[Data records]
begin
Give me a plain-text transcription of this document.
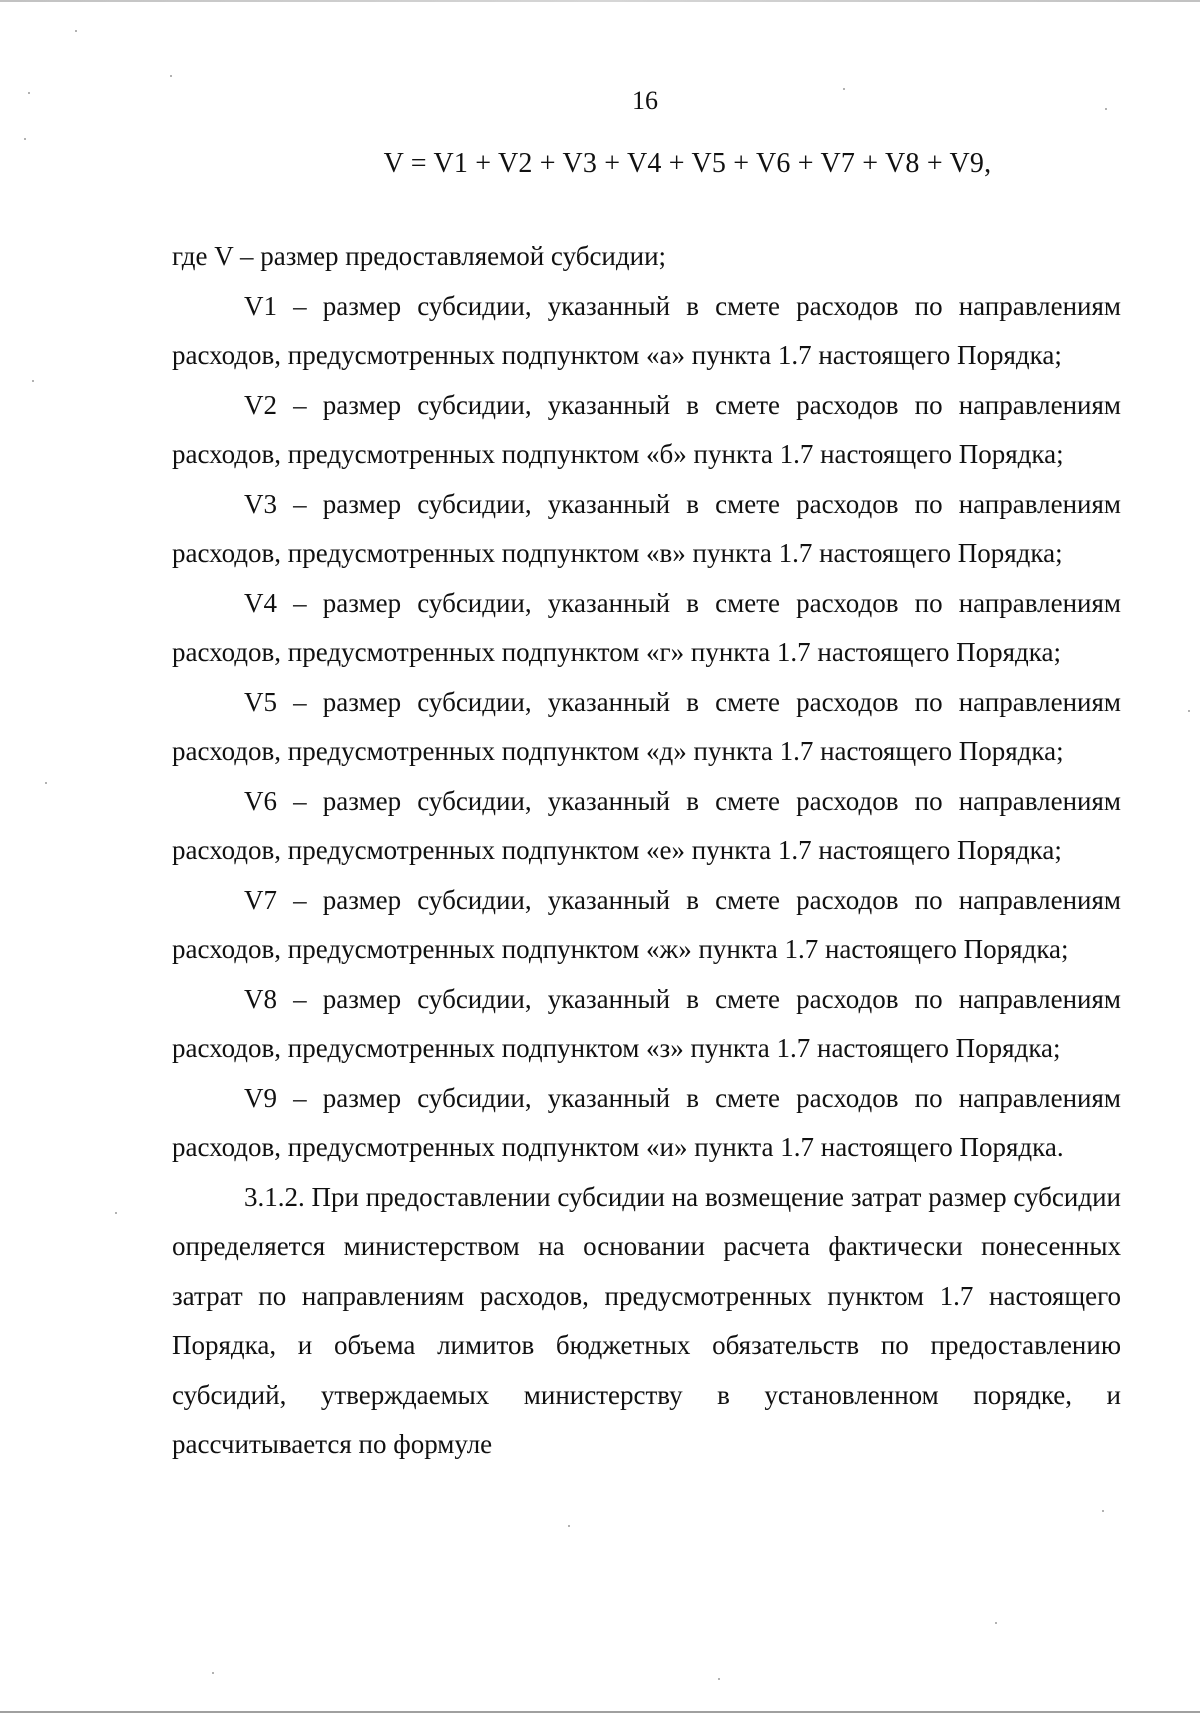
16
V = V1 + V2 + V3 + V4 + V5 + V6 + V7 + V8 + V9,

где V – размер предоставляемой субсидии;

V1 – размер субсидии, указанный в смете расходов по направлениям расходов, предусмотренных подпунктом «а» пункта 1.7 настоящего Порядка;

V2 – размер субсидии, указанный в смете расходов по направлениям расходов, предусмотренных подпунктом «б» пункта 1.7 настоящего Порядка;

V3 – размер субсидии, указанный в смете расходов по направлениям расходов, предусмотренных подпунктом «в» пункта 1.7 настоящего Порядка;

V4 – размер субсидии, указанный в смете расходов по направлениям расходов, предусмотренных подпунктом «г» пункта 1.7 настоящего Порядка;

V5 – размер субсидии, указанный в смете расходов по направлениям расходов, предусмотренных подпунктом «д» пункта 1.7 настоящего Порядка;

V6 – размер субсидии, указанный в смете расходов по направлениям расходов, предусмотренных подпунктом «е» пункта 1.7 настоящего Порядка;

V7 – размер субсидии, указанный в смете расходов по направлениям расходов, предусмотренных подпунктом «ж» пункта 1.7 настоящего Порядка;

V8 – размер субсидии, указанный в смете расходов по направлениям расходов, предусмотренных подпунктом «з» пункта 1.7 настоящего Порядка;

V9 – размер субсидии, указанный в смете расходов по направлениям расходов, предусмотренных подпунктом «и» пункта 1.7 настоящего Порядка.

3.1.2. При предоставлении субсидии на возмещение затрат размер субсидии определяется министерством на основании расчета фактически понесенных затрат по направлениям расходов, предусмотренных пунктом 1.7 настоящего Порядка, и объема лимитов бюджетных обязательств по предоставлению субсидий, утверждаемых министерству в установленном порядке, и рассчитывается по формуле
end
begin
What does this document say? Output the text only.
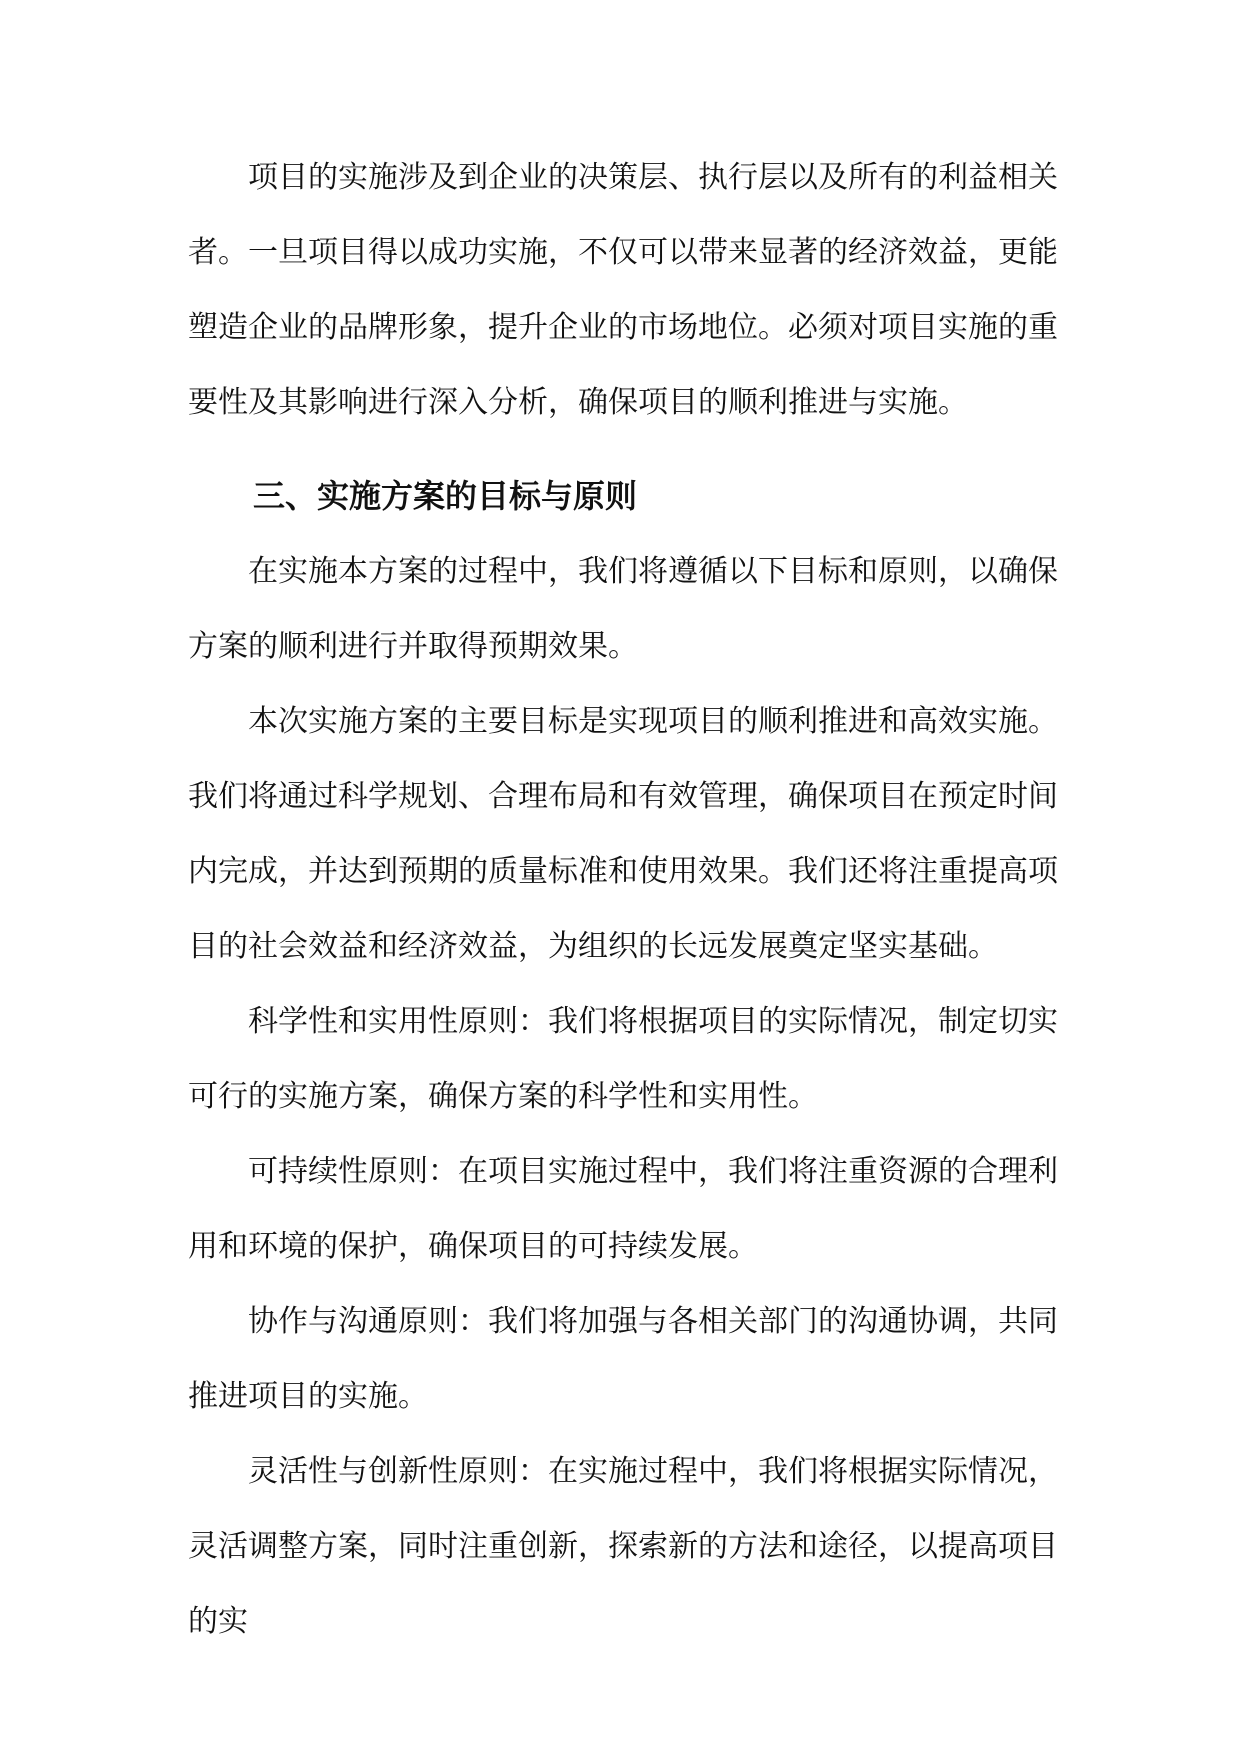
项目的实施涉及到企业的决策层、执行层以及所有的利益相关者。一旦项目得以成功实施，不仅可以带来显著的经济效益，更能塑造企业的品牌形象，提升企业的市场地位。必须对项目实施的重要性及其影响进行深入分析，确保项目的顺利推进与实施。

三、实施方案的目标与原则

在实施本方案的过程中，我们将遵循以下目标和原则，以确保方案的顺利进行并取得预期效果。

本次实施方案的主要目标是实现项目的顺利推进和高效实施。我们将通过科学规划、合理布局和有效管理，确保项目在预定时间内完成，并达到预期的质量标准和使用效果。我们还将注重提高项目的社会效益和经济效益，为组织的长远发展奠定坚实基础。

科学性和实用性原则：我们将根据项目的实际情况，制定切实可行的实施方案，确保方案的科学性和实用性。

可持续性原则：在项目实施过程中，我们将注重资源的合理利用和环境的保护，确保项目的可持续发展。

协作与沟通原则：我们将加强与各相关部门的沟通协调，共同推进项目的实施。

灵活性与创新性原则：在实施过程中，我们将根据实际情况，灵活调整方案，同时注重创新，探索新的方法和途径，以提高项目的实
end
• AIM: Reproduce every line from the entries that holds the word "this".

• PROBLEM SOLUTION:
Give me a plain-text transcription of this document.
What does this document say? Output the text only.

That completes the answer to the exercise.